SHORT EXERCISE: Only the number is wanted: count the lines that contain "végződik".

INPUT ROWS start

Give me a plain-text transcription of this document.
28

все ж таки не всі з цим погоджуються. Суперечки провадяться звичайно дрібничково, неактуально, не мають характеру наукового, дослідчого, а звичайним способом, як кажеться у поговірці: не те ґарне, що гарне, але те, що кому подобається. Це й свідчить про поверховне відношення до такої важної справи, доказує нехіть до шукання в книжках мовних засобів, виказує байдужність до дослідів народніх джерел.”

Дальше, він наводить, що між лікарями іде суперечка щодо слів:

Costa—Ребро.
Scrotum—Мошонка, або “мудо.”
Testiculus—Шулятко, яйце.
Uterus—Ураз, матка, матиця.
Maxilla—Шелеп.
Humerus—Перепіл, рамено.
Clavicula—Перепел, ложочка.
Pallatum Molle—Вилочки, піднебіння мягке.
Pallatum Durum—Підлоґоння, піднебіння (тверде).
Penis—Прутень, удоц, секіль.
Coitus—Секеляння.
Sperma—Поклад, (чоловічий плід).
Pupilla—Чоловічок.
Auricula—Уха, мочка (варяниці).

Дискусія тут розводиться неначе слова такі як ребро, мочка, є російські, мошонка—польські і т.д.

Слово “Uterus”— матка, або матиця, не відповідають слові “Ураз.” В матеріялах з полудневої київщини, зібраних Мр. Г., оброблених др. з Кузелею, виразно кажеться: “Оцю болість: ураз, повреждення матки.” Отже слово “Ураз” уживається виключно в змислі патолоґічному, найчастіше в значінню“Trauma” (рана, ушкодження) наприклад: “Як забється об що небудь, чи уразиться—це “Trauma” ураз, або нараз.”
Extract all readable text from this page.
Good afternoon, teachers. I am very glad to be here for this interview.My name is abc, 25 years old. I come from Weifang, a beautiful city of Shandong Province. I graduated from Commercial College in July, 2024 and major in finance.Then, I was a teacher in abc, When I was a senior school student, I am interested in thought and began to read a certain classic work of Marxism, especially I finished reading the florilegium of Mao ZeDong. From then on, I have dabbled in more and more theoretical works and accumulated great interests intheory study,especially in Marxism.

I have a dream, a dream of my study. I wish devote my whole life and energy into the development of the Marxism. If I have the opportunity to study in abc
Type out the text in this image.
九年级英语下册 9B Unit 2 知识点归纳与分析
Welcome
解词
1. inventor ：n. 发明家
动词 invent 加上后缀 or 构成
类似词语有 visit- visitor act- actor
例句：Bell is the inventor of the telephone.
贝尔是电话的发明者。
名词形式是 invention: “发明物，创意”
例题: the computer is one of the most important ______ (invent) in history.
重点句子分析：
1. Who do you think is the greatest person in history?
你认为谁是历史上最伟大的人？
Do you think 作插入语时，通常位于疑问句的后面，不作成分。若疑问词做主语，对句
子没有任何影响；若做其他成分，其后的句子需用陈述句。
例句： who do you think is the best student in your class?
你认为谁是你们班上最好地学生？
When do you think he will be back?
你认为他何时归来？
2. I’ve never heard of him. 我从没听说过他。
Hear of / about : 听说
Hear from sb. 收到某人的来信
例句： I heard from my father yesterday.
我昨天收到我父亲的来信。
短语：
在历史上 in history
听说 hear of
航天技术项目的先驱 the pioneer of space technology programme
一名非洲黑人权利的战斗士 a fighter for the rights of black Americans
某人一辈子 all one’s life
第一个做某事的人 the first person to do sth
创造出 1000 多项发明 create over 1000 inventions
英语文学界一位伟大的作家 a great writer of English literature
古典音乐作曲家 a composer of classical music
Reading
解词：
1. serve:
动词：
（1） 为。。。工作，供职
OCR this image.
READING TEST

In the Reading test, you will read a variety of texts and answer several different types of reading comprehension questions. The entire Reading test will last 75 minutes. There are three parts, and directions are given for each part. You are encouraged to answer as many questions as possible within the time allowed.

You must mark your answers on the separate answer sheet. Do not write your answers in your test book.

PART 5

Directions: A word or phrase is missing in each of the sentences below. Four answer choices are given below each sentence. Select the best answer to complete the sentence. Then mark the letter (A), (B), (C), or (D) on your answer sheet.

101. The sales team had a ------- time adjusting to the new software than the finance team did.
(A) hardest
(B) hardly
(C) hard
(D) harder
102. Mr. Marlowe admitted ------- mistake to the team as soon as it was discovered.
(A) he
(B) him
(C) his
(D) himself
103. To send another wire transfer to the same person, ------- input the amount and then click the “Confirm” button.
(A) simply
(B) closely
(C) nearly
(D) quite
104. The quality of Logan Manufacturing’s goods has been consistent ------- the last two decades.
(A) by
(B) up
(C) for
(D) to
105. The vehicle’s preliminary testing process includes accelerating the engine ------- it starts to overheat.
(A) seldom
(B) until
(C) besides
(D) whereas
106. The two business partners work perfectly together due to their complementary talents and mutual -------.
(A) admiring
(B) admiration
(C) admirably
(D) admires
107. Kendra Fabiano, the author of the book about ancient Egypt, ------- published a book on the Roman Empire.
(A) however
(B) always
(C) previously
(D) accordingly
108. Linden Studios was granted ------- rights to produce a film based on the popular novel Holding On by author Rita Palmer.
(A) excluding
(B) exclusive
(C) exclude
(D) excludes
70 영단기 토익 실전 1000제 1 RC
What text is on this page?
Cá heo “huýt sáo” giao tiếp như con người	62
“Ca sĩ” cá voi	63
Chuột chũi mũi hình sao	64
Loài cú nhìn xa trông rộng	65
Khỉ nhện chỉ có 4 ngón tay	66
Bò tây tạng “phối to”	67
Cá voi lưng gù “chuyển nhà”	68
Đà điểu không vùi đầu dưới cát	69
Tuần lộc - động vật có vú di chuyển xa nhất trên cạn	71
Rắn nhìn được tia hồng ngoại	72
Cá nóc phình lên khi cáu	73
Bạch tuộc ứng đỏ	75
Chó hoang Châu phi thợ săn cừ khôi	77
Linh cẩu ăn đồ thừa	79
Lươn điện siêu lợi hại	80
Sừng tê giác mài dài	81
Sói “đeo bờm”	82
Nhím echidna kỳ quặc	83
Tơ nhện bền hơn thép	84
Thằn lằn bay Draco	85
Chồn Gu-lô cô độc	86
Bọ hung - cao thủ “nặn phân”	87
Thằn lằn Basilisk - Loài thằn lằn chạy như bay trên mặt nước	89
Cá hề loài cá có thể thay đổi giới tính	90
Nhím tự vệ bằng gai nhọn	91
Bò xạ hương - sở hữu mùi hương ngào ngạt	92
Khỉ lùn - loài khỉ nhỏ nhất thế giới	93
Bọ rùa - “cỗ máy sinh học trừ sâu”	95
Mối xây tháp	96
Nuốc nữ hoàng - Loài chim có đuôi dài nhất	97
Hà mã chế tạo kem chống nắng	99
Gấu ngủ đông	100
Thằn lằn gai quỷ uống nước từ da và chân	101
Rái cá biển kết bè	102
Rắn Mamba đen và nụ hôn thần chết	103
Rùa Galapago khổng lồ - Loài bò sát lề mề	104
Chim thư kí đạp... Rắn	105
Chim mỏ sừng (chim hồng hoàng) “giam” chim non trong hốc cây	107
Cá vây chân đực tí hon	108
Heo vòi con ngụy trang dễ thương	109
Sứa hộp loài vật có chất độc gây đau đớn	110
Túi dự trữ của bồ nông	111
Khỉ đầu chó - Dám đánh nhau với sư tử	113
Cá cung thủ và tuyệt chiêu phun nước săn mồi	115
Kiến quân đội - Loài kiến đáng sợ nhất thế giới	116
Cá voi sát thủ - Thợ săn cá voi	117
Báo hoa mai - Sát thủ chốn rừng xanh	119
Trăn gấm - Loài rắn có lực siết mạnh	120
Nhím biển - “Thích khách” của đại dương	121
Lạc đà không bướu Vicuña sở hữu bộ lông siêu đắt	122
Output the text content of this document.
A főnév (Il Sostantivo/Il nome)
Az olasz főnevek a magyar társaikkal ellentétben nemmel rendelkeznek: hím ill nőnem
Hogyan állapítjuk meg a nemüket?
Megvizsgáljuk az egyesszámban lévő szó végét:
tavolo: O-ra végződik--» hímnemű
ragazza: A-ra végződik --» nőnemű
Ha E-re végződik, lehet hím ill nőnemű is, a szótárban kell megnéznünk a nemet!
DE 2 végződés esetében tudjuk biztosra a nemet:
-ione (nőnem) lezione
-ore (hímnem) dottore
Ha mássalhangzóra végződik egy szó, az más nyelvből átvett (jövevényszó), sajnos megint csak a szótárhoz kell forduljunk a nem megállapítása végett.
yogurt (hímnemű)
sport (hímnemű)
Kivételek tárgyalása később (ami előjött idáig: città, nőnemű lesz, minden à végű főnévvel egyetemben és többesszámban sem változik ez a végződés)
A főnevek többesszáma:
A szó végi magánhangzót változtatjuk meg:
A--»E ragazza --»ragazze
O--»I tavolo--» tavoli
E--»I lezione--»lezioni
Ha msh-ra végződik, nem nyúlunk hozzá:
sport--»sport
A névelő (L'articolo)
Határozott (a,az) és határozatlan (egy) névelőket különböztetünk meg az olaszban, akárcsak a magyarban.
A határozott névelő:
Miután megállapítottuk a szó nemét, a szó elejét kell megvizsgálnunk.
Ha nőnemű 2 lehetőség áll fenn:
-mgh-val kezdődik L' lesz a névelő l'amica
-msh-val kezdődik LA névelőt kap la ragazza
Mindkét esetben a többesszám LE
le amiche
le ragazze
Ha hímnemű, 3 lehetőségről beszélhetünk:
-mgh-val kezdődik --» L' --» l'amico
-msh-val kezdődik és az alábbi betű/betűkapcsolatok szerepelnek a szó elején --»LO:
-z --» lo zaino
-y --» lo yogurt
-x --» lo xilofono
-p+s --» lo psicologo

INPUT ROWS end

OUTPUT BELOW: 5